-- start Dataset --

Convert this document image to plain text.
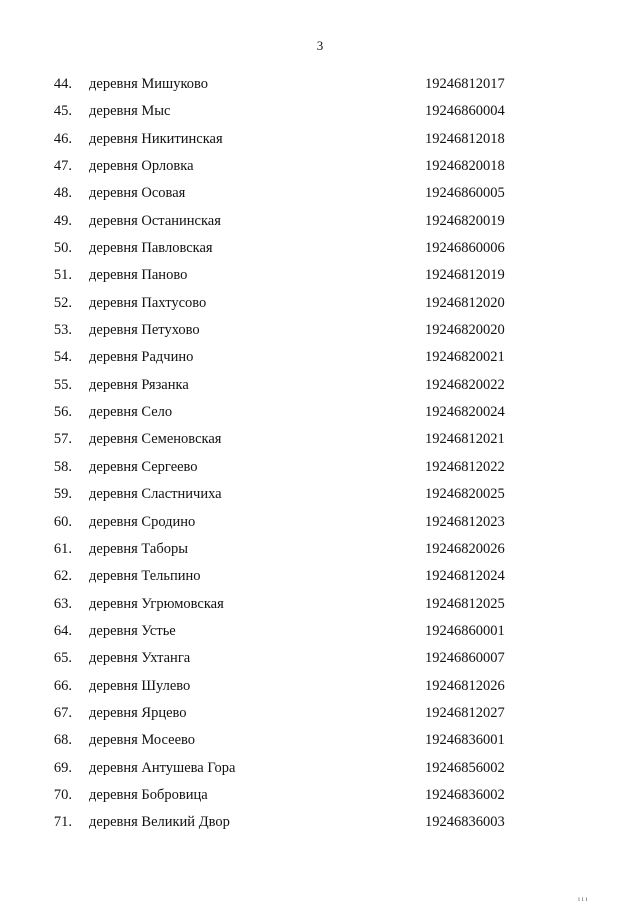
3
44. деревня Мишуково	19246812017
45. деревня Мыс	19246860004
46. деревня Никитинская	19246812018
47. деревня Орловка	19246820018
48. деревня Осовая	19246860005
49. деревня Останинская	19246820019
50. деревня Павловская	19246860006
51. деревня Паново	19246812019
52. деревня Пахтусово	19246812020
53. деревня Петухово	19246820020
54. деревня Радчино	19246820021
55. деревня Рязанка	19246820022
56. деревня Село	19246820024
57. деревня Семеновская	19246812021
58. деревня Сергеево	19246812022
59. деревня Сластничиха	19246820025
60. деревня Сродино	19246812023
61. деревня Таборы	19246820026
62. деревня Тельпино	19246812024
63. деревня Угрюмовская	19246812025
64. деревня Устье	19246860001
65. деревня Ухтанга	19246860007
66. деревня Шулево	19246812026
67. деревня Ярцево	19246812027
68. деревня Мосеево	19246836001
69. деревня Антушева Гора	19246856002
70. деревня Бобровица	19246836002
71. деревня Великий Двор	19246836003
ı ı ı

-- end Dataset --
-- start Dataset --

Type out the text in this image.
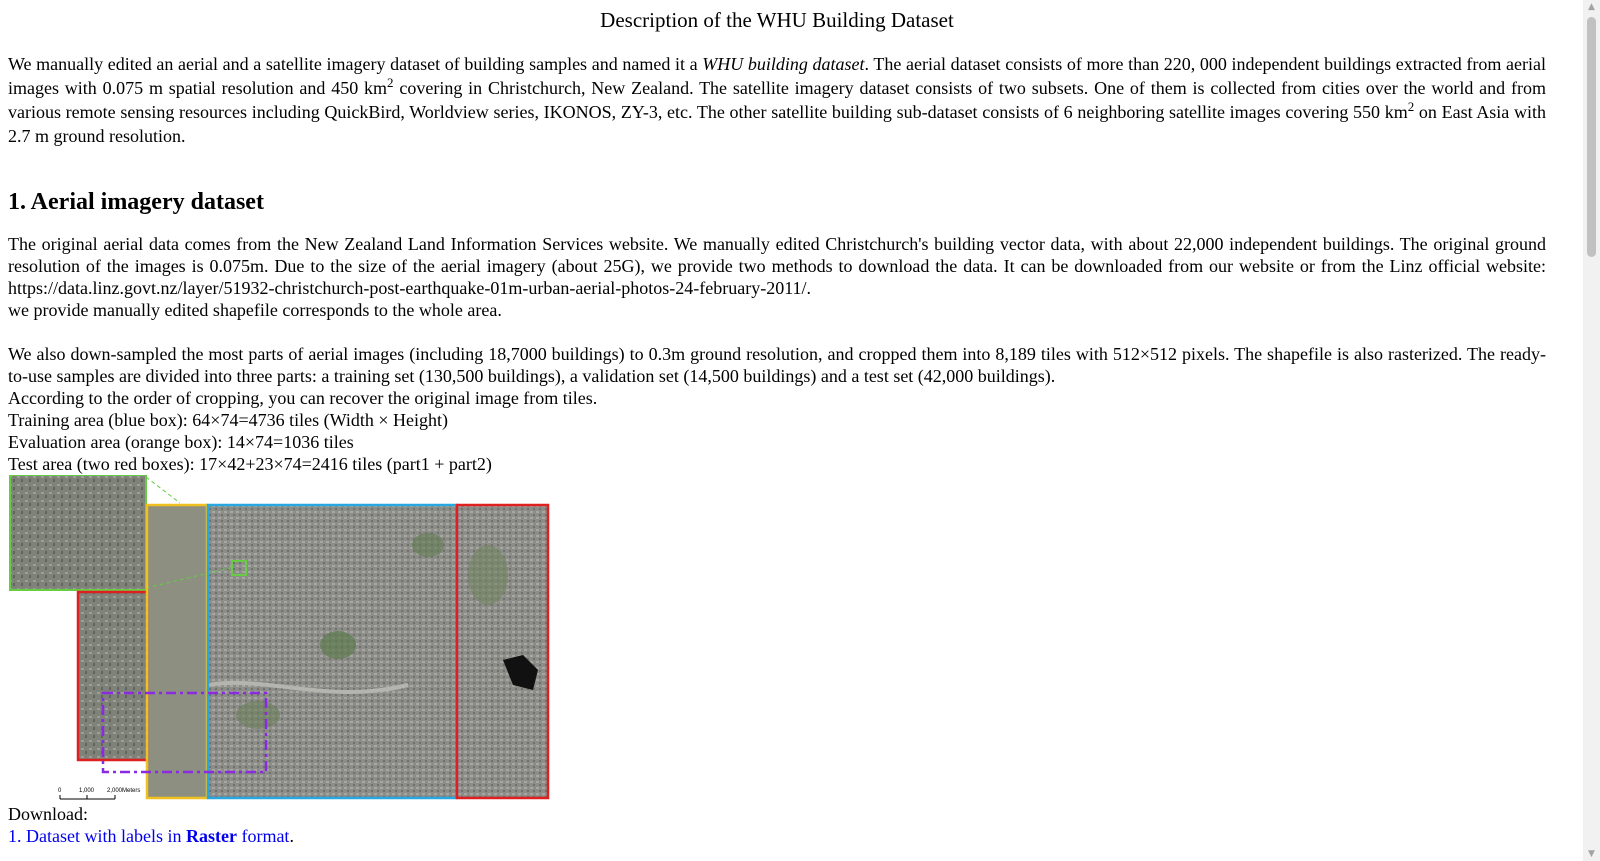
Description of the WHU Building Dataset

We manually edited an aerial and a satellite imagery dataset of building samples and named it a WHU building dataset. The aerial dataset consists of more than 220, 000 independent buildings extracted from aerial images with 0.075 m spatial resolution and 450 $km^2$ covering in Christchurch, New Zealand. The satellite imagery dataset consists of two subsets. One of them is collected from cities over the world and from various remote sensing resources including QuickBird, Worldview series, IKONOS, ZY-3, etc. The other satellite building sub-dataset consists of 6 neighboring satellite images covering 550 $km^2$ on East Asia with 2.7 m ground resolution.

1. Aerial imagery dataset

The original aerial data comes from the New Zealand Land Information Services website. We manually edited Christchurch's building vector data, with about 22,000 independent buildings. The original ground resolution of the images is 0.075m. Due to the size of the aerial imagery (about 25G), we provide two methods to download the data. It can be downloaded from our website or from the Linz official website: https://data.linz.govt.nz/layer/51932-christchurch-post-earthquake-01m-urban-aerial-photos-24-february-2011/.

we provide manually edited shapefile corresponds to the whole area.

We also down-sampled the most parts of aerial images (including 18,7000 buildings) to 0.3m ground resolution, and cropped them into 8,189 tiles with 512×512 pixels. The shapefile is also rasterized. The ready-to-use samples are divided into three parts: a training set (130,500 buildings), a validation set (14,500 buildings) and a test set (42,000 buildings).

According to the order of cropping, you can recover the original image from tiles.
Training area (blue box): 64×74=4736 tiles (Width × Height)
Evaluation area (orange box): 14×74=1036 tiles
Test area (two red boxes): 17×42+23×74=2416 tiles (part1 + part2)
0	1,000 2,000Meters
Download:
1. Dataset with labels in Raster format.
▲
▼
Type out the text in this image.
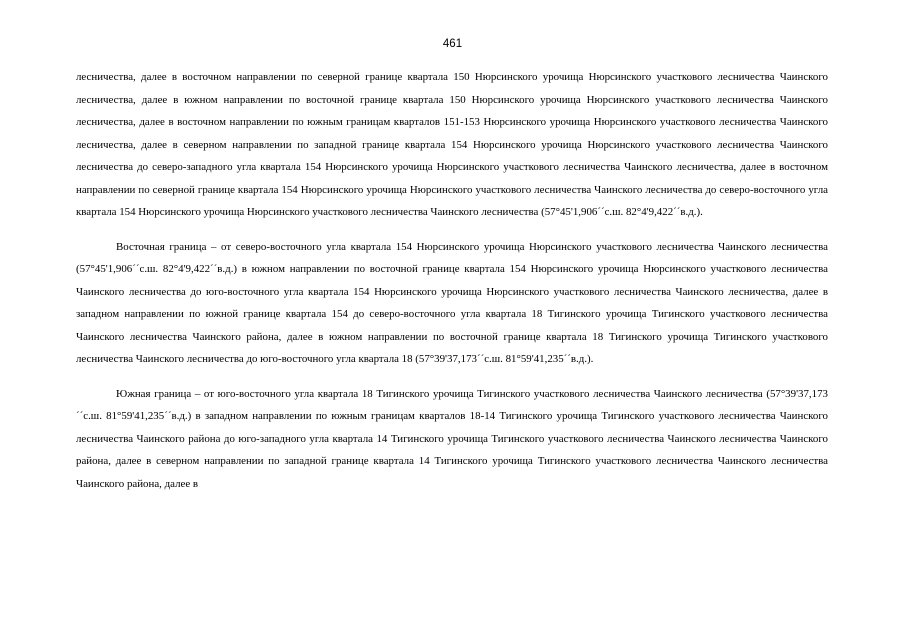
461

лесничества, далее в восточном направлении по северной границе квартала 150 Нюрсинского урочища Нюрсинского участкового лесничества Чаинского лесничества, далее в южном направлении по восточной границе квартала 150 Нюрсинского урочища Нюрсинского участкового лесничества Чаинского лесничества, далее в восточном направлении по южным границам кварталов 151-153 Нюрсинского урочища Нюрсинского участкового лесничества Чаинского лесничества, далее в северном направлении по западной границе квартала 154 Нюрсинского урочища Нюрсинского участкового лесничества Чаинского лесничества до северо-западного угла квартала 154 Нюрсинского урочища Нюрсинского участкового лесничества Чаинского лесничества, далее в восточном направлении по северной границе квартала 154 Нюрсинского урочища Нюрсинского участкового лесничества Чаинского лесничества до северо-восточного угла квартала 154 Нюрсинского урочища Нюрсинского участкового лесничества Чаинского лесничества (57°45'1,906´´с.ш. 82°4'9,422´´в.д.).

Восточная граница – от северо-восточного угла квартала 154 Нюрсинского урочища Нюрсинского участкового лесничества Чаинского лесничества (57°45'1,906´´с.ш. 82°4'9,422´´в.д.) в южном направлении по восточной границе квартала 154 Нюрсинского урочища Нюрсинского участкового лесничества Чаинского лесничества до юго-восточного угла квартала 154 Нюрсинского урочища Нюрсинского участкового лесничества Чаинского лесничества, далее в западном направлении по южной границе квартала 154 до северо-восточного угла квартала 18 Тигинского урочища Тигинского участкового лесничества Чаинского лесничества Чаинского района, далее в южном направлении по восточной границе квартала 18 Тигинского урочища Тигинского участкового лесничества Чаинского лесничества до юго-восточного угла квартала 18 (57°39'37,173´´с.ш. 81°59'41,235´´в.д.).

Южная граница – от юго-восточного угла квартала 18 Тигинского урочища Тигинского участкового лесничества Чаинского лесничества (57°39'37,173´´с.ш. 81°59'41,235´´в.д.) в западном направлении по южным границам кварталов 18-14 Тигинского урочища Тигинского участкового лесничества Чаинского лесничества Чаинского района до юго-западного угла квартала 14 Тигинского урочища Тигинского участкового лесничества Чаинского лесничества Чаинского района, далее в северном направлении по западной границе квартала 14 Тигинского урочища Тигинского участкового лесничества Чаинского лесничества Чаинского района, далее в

-- end Dataset --
-- start Dataset --

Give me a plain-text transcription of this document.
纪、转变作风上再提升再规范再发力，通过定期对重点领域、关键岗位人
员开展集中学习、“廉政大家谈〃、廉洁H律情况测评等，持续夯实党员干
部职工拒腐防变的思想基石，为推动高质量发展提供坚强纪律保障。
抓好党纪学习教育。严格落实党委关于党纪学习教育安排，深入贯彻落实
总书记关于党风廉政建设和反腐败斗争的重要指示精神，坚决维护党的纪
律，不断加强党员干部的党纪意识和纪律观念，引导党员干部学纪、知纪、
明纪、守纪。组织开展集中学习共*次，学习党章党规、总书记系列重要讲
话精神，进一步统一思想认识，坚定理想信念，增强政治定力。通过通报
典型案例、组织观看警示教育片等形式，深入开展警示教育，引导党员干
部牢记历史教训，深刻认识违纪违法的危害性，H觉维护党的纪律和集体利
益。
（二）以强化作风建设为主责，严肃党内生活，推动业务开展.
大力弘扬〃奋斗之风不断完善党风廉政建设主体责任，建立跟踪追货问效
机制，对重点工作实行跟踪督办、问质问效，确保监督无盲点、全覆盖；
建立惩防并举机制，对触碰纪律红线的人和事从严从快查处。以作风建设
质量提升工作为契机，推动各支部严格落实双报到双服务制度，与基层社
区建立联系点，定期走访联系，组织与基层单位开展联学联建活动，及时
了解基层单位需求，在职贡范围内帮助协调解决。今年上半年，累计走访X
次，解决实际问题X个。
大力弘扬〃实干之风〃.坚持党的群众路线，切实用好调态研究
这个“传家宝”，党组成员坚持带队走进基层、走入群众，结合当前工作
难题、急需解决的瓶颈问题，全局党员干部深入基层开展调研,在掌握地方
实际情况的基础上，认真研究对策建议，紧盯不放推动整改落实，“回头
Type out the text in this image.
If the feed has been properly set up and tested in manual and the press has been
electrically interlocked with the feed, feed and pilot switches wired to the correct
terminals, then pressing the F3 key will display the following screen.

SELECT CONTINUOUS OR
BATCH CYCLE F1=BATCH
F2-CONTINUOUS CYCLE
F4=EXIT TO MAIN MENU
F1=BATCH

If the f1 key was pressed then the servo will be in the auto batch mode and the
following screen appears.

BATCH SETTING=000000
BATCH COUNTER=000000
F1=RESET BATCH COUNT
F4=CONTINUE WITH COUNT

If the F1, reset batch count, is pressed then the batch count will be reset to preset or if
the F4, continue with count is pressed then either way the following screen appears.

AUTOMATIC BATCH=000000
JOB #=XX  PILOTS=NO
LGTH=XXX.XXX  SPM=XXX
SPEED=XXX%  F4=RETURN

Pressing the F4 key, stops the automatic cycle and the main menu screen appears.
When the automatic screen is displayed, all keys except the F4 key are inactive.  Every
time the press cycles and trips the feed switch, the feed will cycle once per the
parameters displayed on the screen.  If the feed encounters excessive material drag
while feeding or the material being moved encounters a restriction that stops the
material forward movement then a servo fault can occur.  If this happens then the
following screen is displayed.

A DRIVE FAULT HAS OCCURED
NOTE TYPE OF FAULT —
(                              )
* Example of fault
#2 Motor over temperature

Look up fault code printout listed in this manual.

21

-- end Dataset --

* What to produce: Return each line with "following".

* Exercise response:
terminals, then pressing the F3 key will display the following screen.
following screen appears.
the F4, continue with count is pressed then either way the following screen appears.
following screen is displayed.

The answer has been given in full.